## [THE TASK]
Copy out every line of the material below word for word, leaving out the pictures.

[start]

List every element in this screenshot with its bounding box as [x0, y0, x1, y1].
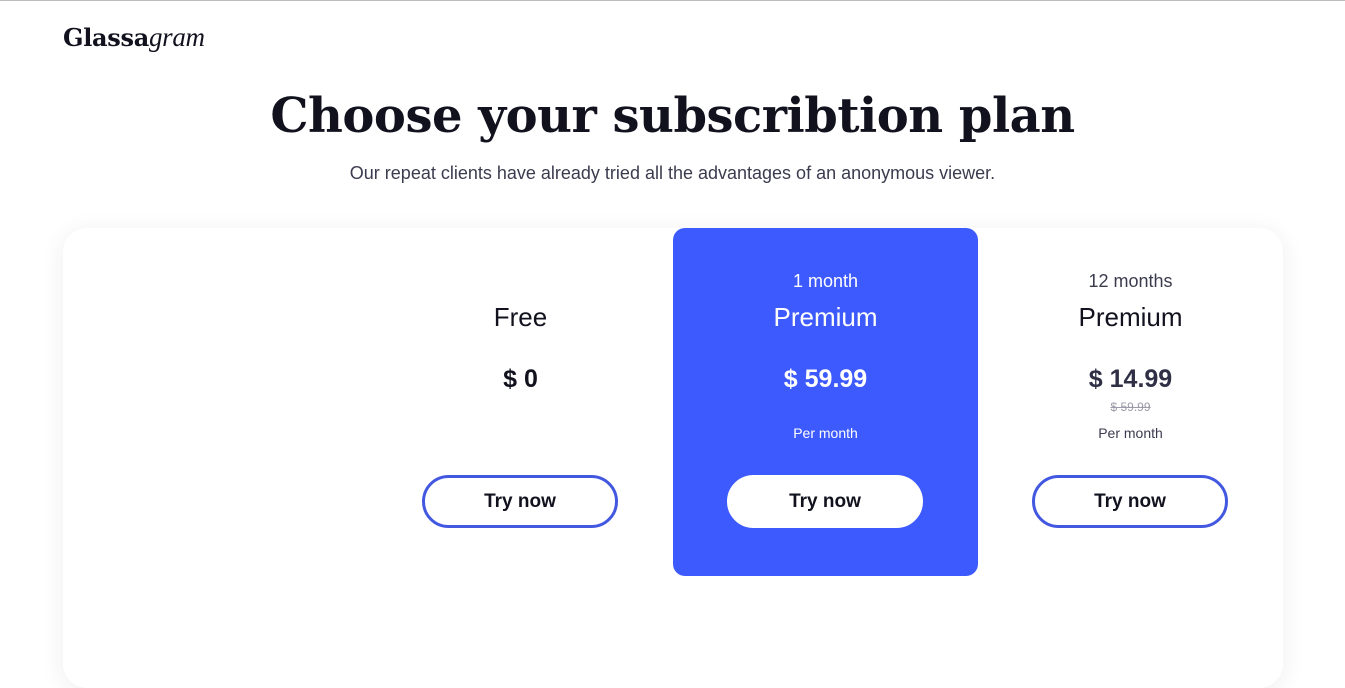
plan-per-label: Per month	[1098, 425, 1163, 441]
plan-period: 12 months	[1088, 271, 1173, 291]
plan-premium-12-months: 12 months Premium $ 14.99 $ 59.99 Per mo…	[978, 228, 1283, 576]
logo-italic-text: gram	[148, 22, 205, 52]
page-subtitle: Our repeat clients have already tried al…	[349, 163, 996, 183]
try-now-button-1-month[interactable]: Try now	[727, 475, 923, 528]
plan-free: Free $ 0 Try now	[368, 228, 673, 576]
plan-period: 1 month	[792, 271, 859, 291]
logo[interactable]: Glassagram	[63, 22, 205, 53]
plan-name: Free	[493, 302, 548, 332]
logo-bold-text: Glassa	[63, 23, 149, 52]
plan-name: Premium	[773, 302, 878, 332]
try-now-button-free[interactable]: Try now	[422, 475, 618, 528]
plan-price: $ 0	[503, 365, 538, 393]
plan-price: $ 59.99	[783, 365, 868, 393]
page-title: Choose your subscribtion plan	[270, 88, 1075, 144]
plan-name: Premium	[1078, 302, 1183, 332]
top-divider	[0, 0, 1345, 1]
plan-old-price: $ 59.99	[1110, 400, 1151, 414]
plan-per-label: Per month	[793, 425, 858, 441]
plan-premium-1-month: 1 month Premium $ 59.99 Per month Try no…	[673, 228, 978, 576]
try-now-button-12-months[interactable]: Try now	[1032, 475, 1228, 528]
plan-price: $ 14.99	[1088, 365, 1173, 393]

[end]

## [RESPONSE]
List every element in this screenshot with its bounding box as [x0, y0, x1, y1].
plan-per-label: Per month	[1098, 425, 1163, 441]
plan-period: 12 months	[1088, 271, 1173, 291]
plan-premium-12-months: 12 months Premium $ 14.99 $ 59.99 Per mo…	[978, 228, 1283, 576]
logo-italic-text: gram	[148, 22, 205, 52]
page-subtitle: Our repeat clients have already tried al…	[349, 163, 996, 183]
try-now-button-1-month[interactable]: Try now	[727, 475, 923, 528]
plan-free: Free $ 0 Try now	[368, 228, 673, 576]
plan-period: 1 month	[792, 271, 859, 291]
logo[interactable]: Glassagram	[63, 22, 205, 53]
plan-name: Free	[493, 302, 548, 332]
logo-bold-text: Glassa	[63, 23, 149, 52]
plan-name: Premium	[773, 302, 878, 332]
try-now-button-free[interactable]: Try now	[422, 475, 618, 528]
plan-price: $ 0	[503, 365, 538, 393]
plan-price: $ 59.99	[783, 365, 868, 393]
page-title: Choose your subscribtion plan	[270, 88, 1075, 144]
plan-name: Premium	[1078, 302, 1183, 332]
top-divider	[0, 0, 1345, 1]
plan-old-price: $ 59.99	[1110, 400, 1151, 414]
plan-per-label: Per month	[793, 425, 858, 441]
plan-premium-1-month: 1 month Premium $ 59.99 Per month Try no…	[673, 228, 978, 576]
try-now-button-12-months[interactable]: Try now	[1032, 475, 1228, 528]
plan-price: $ 14.99	[1088, 365, 1173, 393]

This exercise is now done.